» WRITTEN PROBLEM:
Copy every line in which the string "K⁰ₛπ" occurs.

» INFORMATION PROVIDED:
--

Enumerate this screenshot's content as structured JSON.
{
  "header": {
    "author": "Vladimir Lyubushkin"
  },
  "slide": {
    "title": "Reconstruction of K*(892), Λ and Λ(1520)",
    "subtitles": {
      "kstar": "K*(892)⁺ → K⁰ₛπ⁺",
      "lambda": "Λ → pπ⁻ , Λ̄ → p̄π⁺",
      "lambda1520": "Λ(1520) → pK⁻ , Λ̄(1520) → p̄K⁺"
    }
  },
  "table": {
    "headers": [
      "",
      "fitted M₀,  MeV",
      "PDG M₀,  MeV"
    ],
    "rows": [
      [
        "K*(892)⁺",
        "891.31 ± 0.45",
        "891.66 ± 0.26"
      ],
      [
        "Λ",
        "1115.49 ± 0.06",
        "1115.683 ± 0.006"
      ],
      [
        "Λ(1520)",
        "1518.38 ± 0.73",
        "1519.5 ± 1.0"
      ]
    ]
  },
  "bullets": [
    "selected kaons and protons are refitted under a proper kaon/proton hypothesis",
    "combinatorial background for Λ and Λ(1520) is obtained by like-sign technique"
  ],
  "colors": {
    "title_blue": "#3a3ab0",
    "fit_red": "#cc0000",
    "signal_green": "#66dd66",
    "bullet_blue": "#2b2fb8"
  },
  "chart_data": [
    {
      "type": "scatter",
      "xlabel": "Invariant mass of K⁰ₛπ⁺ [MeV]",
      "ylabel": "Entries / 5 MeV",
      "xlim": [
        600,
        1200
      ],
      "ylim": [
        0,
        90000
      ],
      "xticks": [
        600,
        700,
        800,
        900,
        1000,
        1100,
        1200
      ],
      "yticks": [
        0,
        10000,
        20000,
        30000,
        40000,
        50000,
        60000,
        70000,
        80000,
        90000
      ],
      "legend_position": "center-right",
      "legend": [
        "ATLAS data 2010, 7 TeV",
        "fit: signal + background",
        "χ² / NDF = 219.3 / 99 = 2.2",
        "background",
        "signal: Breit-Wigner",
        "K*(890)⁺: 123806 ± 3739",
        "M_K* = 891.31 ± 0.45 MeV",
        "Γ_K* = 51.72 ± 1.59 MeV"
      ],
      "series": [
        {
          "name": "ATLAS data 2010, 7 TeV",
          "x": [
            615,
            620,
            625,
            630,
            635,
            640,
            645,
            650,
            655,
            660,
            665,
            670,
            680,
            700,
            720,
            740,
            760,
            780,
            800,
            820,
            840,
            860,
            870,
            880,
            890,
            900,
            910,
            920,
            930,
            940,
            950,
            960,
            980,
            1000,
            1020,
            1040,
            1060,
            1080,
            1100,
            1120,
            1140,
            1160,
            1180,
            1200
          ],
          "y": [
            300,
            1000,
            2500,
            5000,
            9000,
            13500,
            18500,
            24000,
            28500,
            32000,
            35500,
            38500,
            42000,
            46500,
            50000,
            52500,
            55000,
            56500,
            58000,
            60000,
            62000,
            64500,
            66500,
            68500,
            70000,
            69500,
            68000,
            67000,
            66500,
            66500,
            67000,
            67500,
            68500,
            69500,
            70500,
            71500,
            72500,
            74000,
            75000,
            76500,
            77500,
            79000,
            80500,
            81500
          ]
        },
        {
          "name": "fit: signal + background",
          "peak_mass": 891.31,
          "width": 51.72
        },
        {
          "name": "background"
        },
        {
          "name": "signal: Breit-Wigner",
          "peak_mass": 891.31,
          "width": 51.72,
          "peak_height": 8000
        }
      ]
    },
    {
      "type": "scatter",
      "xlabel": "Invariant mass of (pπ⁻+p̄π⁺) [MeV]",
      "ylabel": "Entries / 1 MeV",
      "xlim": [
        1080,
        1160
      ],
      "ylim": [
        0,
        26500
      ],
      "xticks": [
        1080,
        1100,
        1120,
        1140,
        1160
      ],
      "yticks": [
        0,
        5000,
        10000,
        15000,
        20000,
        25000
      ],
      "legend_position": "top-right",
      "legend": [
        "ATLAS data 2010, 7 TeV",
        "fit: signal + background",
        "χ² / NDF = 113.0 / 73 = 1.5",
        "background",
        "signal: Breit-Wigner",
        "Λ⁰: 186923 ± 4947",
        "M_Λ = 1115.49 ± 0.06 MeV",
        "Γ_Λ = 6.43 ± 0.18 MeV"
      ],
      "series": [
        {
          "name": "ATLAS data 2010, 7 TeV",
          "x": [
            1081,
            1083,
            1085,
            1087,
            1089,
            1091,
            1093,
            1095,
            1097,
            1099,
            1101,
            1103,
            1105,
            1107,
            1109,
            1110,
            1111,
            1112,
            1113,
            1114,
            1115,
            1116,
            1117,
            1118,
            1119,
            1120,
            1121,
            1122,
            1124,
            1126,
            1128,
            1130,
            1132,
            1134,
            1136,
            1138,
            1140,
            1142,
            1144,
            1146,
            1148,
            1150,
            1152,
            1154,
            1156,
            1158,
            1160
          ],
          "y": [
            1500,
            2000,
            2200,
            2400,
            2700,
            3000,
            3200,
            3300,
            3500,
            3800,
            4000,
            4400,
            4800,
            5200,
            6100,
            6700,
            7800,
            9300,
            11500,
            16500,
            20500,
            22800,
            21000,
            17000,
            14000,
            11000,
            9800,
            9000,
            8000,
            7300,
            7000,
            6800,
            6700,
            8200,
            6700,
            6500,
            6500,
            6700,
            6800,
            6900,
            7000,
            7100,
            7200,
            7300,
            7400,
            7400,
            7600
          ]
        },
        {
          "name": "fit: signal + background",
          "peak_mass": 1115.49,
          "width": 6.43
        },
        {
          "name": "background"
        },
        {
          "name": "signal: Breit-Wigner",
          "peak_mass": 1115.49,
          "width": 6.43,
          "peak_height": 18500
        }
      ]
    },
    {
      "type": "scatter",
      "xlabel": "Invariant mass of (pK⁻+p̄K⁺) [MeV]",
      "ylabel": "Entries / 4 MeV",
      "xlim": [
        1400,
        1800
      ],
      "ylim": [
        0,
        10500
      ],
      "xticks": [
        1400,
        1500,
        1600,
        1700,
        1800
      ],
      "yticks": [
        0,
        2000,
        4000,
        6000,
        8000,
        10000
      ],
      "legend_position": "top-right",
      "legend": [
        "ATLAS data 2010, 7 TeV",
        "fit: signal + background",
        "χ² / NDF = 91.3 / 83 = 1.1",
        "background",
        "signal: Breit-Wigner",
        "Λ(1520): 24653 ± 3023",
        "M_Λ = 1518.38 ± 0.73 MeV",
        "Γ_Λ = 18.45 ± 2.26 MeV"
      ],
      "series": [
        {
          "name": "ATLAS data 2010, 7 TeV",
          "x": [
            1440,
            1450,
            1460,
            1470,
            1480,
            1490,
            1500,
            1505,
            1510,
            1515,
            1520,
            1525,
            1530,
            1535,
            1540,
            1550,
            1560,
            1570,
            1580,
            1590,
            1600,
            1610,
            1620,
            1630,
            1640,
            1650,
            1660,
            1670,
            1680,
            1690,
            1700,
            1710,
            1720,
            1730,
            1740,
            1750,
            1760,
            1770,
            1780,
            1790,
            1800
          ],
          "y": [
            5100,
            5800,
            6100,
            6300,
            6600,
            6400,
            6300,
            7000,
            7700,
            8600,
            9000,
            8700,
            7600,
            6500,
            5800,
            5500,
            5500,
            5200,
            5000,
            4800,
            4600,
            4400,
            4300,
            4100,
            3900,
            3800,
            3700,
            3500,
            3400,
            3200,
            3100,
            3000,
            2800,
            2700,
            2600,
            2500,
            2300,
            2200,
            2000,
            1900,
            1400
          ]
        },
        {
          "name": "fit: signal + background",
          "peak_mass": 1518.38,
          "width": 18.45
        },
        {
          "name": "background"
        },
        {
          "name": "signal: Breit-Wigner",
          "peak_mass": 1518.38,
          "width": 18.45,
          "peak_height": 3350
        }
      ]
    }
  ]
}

--

» EXERCISE OUTPUT:
      "kstar": "K*(892)⁺ → K⁰ₛπ⁺",
      "xlabel": "Invariant mass of K⁰ₛπ⁺ [MeV]",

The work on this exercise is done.